Aim> Find every line in the records below that holds the word "JSON" and copy it.

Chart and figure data
# # #

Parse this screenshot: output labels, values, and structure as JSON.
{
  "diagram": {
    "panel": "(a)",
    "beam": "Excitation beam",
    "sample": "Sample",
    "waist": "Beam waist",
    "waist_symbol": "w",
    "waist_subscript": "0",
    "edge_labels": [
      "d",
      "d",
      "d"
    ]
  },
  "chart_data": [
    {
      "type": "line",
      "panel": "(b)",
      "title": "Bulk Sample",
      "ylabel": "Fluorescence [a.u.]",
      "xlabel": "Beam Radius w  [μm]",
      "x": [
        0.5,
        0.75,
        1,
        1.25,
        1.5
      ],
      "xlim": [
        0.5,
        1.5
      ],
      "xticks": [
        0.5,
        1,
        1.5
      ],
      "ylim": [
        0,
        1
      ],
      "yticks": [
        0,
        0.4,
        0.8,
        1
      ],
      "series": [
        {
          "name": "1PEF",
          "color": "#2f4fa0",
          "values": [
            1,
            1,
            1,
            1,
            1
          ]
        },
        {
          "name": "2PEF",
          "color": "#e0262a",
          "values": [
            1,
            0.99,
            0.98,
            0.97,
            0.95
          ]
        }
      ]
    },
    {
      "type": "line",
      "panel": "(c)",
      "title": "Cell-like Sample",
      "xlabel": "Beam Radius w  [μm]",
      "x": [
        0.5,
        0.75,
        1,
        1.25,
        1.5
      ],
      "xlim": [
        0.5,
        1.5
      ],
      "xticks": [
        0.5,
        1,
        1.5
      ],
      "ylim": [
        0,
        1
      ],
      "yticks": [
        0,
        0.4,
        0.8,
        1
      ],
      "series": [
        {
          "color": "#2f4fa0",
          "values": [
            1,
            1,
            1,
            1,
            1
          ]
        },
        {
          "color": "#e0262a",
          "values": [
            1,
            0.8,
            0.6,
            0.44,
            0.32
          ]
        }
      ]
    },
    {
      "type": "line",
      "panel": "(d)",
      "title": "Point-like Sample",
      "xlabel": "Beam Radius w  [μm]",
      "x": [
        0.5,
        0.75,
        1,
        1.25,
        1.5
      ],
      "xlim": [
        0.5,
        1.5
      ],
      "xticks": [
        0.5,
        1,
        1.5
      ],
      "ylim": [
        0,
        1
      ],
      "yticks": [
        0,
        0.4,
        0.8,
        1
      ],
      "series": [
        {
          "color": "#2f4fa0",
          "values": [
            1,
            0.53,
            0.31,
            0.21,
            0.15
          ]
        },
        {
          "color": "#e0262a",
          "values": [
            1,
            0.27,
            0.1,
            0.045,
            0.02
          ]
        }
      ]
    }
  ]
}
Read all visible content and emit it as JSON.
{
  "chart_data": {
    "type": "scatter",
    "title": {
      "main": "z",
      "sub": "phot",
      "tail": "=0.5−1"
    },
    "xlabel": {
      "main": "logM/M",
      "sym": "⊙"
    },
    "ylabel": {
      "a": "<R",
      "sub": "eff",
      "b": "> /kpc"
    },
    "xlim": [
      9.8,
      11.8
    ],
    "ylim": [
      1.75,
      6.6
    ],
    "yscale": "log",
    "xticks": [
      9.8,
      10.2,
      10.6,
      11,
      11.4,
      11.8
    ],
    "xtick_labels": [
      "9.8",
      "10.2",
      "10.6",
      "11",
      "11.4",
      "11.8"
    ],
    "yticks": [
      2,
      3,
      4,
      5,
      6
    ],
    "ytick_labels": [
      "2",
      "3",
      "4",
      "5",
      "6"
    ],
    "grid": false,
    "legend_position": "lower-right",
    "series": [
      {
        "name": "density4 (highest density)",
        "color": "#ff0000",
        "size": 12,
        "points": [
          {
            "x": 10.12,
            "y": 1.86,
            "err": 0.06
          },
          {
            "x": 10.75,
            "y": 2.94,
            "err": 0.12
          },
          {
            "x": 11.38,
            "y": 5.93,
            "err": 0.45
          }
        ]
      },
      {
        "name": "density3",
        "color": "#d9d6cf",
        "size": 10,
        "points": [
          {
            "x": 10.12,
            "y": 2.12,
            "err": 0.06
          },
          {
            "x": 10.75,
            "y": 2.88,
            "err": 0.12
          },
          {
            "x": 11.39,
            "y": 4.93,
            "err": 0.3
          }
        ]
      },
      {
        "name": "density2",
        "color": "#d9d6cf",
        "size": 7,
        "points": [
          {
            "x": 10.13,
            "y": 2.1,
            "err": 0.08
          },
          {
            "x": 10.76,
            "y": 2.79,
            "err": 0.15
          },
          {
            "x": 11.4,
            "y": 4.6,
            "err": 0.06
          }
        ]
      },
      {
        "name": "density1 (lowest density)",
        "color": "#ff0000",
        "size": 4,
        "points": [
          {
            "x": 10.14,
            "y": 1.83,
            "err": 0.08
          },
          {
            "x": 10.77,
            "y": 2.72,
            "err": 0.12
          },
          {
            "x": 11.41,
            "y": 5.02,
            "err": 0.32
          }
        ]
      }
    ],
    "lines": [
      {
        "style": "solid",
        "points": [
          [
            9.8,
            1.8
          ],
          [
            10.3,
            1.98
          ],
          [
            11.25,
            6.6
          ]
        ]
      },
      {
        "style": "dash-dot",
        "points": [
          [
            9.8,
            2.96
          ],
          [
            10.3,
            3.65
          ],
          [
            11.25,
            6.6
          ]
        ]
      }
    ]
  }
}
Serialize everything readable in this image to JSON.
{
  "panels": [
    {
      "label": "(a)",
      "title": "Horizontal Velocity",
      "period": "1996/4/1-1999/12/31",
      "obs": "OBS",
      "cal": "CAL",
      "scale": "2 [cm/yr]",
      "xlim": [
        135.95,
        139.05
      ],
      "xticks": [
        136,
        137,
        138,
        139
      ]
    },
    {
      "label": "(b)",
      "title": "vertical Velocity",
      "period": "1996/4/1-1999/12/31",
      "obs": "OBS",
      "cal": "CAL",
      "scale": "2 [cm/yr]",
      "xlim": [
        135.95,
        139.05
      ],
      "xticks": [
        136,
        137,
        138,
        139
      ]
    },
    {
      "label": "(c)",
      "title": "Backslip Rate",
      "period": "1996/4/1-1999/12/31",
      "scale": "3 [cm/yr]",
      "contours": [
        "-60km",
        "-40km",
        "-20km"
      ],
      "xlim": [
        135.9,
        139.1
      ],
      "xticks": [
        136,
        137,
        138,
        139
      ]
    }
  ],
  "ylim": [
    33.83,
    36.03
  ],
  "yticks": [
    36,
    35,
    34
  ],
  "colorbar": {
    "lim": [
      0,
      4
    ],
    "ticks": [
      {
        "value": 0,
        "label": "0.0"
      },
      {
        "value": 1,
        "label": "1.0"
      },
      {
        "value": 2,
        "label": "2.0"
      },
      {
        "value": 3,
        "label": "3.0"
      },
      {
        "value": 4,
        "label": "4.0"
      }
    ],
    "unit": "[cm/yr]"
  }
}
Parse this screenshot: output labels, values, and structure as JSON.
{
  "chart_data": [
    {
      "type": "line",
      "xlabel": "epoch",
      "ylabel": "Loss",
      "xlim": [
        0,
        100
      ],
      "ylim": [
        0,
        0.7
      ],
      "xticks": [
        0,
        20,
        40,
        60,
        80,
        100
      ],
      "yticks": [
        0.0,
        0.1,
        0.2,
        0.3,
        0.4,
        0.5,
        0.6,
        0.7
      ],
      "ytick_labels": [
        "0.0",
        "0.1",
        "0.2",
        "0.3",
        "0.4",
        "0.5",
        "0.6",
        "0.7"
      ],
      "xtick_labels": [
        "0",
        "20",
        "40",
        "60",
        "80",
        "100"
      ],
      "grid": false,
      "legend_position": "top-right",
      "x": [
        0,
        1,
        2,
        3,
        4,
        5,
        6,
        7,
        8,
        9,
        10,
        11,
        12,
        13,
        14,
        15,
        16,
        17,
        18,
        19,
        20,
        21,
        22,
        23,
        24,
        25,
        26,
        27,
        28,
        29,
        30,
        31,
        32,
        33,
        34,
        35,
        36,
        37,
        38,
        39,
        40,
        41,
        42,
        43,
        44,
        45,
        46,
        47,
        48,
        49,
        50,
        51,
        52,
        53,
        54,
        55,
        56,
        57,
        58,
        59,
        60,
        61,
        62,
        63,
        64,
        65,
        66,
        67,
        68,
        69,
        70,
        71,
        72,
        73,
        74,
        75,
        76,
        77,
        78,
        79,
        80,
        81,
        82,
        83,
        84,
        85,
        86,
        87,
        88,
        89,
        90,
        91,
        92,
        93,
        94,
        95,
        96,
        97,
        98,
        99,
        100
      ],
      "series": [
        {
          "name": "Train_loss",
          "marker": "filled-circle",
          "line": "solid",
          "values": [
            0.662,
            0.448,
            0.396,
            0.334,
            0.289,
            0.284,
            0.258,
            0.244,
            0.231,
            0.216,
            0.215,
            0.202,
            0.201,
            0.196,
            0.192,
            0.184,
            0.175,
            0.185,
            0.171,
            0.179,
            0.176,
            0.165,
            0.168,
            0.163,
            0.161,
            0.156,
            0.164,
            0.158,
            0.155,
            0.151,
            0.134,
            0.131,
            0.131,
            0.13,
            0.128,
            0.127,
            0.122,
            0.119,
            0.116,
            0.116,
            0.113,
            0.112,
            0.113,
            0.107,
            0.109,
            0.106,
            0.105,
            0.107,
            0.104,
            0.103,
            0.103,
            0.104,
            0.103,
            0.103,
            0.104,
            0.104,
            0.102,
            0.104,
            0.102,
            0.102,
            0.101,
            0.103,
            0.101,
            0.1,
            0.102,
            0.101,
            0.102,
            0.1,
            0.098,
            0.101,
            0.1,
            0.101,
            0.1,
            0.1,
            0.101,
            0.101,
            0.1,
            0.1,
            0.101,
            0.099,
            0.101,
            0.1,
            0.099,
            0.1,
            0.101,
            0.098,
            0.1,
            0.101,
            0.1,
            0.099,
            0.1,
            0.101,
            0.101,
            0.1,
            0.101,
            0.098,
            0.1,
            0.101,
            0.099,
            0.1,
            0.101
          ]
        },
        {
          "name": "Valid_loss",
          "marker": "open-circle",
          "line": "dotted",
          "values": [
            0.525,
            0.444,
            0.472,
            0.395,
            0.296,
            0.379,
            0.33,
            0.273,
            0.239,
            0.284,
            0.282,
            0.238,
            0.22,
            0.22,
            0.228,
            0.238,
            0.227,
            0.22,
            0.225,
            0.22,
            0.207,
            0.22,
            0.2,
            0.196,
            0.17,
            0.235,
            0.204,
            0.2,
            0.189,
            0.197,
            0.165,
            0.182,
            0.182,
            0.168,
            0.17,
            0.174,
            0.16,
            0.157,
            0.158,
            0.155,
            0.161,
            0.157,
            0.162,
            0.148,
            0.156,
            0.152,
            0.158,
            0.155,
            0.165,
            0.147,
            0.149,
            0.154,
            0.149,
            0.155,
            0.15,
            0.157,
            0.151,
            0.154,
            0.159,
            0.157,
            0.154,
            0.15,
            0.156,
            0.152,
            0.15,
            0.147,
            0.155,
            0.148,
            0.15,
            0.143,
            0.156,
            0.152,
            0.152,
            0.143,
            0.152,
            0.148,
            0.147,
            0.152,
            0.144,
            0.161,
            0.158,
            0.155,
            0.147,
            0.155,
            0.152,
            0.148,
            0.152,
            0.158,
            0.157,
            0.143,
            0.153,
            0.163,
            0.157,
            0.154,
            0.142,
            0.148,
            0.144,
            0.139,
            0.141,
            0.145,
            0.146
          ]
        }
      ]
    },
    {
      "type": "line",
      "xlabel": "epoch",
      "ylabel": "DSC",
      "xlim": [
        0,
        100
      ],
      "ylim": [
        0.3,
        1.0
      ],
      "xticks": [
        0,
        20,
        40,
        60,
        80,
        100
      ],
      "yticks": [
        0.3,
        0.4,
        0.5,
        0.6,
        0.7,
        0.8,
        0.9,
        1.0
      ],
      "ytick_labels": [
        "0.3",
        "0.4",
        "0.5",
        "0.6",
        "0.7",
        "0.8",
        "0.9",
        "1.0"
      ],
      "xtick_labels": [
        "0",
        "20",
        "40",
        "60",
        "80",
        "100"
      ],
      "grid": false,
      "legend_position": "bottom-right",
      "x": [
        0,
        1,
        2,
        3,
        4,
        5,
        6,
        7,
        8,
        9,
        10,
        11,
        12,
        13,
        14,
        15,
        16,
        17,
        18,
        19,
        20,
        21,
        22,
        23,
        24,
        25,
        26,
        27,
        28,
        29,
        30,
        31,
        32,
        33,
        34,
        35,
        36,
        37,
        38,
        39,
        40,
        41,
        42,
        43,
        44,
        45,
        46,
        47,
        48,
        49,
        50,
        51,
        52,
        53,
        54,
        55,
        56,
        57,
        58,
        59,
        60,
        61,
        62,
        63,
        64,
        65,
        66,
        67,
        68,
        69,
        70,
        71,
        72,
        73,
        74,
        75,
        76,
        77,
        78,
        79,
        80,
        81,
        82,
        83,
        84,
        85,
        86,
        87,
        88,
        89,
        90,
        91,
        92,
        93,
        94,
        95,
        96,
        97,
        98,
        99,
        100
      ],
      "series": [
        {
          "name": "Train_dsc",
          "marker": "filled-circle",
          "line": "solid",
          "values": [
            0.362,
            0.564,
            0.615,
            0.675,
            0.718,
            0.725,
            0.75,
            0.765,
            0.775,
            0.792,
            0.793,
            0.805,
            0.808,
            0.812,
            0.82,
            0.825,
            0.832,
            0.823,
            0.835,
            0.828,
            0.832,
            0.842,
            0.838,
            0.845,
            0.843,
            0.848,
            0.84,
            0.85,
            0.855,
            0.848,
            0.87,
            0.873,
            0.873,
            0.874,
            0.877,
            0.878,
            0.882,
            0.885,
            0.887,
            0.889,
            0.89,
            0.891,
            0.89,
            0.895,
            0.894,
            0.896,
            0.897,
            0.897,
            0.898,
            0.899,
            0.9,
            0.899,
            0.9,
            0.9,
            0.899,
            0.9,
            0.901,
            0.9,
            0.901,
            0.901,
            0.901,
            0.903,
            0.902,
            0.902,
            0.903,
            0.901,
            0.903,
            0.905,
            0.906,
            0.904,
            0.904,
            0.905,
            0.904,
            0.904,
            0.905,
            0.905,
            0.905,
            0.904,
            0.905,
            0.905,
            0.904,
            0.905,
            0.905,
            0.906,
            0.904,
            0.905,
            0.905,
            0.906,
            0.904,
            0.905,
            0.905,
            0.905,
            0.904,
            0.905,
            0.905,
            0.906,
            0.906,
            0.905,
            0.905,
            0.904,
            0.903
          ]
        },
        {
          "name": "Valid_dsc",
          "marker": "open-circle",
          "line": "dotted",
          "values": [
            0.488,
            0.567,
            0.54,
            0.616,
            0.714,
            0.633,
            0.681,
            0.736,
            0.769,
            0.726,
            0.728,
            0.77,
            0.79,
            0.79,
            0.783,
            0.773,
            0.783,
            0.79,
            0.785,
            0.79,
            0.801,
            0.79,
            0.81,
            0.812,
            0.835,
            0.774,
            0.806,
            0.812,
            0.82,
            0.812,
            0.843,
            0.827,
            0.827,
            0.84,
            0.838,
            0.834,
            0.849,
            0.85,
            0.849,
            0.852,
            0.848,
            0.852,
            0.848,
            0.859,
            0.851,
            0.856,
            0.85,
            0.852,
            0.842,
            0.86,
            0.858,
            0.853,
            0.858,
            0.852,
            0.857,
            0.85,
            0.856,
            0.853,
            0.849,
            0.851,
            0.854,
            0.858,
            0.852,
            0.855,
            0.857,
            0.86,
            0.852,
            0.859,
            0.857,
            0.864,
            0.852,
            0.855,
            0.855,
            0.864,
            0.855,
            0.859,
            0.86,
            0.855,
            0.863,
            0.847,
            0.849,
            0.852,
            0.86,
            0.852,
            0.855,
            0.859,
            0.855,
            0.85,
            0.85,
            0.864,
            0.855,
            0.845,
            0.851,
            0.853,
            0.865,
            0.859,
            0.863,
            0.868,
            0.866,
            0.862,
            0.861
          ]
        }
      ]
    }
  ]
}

# # #

Task output>
Parse this screenshot: output labels, values, and structure as JSON.
Read all visible content and emit it as JSON.
Serialize everything readable in this image to JSON.
Parse this screenshot: output labels, values, and structure as JSON.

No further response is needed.